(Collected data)
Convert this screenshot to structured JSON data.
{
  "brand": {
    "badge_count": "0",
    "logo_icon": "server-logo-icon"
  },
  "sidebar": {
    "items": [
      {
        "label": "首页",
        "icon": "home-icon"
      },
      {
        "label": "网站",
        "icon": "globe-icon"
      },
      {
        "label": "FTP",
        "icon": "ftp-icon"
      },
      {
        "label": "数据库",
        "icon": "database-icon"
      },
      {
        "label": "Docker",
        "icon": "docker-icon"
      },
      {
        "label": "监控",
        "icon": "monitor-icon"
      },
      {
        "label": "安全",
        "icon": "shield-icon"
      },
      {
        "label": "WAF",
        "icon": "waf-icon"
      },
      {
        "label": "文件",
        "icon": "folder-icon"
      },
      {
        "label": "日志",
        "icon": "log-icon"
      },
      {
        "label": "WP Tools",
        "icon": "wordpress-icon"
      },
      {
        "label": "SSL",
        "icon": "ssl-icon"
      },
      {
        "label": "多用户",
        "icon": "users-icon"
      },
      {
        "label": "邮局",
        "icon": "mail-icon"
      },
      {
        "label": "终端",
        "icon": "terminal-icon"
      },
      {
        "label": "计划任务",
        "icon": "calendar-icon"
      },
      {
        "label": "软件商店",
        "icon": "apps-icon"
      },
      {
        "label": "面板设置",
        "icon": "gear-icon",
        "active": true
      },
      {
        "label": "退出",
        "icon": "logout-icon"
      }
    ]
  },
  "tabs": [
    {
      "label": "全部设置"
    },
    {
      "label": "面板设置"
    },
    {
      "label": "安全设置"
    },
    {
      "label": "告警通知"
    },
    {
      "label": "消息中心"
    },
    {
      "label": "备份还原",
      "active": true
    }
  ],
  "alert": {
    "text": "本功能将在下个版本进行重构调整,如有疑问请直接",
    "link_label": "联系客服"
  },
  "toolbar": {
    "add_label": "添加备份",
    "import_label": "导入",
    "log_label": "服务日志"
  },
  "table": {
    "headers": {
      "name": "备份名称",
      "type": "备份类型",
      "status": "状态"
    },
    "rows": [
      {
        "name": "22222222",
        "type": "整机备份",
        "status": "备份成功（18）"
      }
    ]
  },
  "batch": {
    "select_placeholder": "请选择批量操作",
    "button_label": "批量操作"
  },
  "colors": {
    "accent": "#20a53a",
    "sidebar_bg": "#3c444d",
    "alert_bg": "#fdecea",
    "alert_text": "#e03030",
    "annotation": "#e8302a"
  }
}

[Problem requirements] Copy out the full material exactly as it appears.

[Response to this task]
Convert this screenshot to structured JSON data.
{
  "brand": {
    "badge_count": "0",
    "logo_icon": "server-logo-icon"
  },
  "sidebar": {
    "items": [
      {
        "label": "首页",
        "icon": "home-icon"
      },
      {
        "label": "网站",
        "icon": "globe-icon"
      },
      {
        "label": "FTP",
        "icon": "ftp-icon"
      },
      {
        "label": "数据库",
        "icon": "database-icon"
      },
      {
        "label": "Docker",
        "icon": "docker-icon"
      },
      {
        "label": "监控",
        "icon": "monitor-icon"
      },
      {
        "label": "安全",
        "icon": "shield-icon"
      },
      {
        "label": "WAF",
        "icon": "waf-icon"
      },
      {
        "label": "文件",
        "icon": "folder-icon"
      },
      {
        "label": "日志",
        "icon": "log-icon"
      },
      {
        "label": "WP Tools",
        "icon": "wordpress-icon"
      },
      {
        "label": "SSL",
        "icon": "ssl-icon"
      },
      {
        "label": "多用户",
        "icon": "users-icon"
      },
      {
        "label": "邮局",
        "icon": "mail-icon"
      },
      {
        "label": "终端",
        "icon": "terminal-icon"
      },
      {
        "label": "计划任务",
        "icon": "calendar-icon"
      },
      {
        "label": "软件商店",
        "icon": "apps-icon"
      },
      {
        "label": "面板设置",
        "icon": "gear-icon",
        "active": true
      },
      {
        "label": "退出",
        "icon": "logout-icon"
      }
    ]
  },
  "tabs": [
    {
      "label": "全部设置"
    },
    {
      "label": "面板设置"
    },
    {
      "label": "安全设置"
    },
    {
      "label": "告警通知"
    },
    {
      "label": "消息中心"
    },
    {
      "label": "备份还原",
      "active": true
    }
  ],
  "alert": {
    "text": "本功能将在下个版本进行重构调整,如有疑问请直接",
    "link_label": "联系客服"
  },
  "toolbar": {
    "add_label": "添加备份",
    "import_label": "导入",
    "log_label": "服务日志"
  },
  "table": {
    "headers": {
      "name": "备份名称",
      "type": "备份类型",
      "status": "状态"
    },
    "rows": [
      {
        "name": "22222222",
        "type": "整机备份",
        "status": "备份成功（18）"
      }
    ]
  },
  "batch": {
    "select_placeholder": "请选择批量操作",
    "button_label": "批量操作"
  },
  "colors": {
    "accent": "#20a53a",
    "sidebar_bg": "#3c444d",
    "alert_bg": "#fdecea",
    "alert_text": "#e03030",
    "annotation": "#e8302a"
  }
}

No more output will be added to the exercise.